**WRITTEN PROBLEM**
Scan the listing that follows and report how many lines contain "普朗克常数为". Write the number alone.

━━━ EXTRACTED MATERIAL

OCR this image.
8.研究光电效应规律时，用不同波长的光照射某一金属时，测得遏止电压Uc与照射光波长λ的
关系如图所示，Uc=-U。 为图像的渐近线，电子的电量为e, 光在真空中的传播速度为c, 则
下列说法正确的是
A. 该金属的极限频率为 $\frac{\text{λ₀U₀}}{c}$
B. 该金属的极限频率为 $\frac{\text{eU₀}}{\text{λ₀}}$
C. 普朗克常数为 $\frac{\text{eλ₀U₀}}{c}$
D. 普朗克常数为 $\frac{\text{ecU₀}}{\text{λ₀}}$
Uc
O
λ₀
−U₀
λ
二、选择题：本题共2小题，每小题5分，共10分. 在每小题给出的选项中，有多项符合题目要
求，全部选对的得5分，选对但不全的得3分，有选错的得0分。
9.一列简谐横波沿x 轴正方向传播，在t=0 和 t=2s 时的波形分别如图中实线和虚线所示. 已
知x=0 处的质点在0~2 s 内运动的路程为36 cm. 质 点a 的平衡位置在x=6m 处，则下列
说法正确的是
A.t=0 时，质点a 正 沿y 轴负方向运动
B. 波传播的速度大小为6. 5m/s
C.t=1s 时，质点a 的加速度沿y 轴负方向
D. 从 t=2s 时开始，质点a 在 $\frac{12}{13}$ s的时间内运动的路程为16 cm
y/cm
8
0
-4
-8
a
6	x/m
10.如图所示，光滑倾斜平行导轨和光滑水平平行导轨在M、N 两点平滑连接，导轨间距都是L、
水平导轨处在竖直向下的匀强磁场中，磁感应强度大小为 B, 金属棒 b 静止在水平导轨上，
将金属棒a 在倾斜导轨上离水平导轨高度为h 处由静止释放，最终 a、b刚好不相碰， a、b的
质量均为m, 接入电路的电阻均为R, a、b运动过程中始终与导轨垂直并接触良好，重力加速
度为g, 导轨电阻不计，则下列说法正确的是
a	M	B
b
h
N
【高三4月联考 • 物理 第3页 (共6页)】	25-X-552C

━━━━━━

**RESPONSE FOR THIS EXERCISE**
2